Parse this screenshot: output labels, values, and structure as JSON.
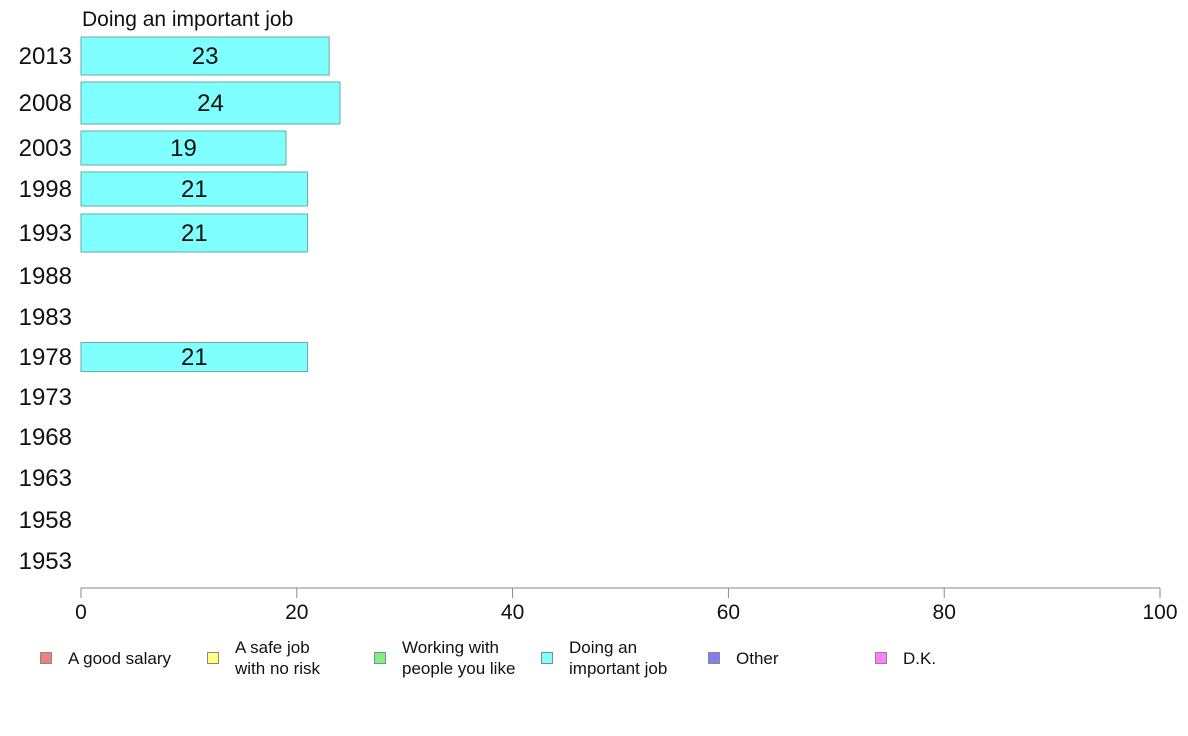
{
  "chart_data": {
    "type": "bar",
    "orientation": "horizontal",
    "title": "Doing an important job",
    "categories": [
      "2013",
      "2008",
      "2003",
      "1998",
      "1993",
      "1988",
      "1983",
      "1978",
      "1973",
      "1968",
      "1963",
      "1958",
      "1953"
    ],
    "series": [
      {
        "name": "Doing an important job",
        "color": "#80ffff",
        "values": [
          23,
          24,
          19,
          21,
          21,
          null,
          null,
          21,
          null,
          null,
          null,
          null,
          null
        ]
      }
    ],
    "xlim": [
      0,
      100
    ],
    "xticks": [
      0,
      20,
      40,
      60,
      80,
      100
    ],
    "xlabel": "",
    "ylabel": "",
    "grid": false,
    "legend_position": "bottom",
    "legend": [
      {
        "label": "A good salary",
        "color": "#f08080"
      },
      {
        "label": "A safe job\nwith no risk",
        "color": "#ffff80"
      },
      {
        "label": "Working with\npeople you like",
        "color": "#80f080"
      },
      {
        "label": "Doing an\nimportant job",
        "color": "#80ffff"
      },
      {
        "label": "Other",
        "color": "#8080f0"
      },
      {
        "label": "D.K.",
        "color": "#ff80ff"
      }
    ]
  }
}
□ □ □ □ □
▶ **Aim**
Extract all the entries word for word; omit any pictures.

▶ **Finished task**
Parse this screenshot: output labels, values, and structure as JSON.
{
  "chart_data": {
    "type": "bar",
    "orientation": "horizontal",
    "title": "Doing an important job",
    "categories": [
      "2013",
      "2008",
      "2003",
      "1998",
      "1993",
      "1988",
      "1983",
      "1978",
      "1973",
      "1968",
      "1963",
      "1958",
      "1953"
    ],
    "series": [
      {
        "name": "Doing an important job",
        "color": "#80ffff",
        "values": [
          23,
          24,
          19,
          21,
          21,
          null,
          null,
          21,
          null,
          null,
          null,
          null,
          null
        ]
      }
    ],
    "xlim": [
      0,
      100
    ],
    "xticks": [
      0,
      20,
      40,
      60,
      80,
      100
    ],
    "xlabel": "",
    "ylabel": "",
    "grid": false,
    "legend_position": "bottom",
    "legend": [
      {
        "label": "A good salary",
        "color": "#f08080"
      },
      {
        "label": "A safe job\nwith no risk",
        "color": "#ffff80"
      },
      {
        "label": "Working with\npeople you like",
        "color": "#80f080"
      },
      {
        "label": "Doing an\nimportant job",
        "color": "#80ffff"
      },
      {
        "label": "Other",
        "color": "#8080f0"
      },
      {
        "label": "D.K.",
        "color": "#ff80ff"
      }
    ]
  }
}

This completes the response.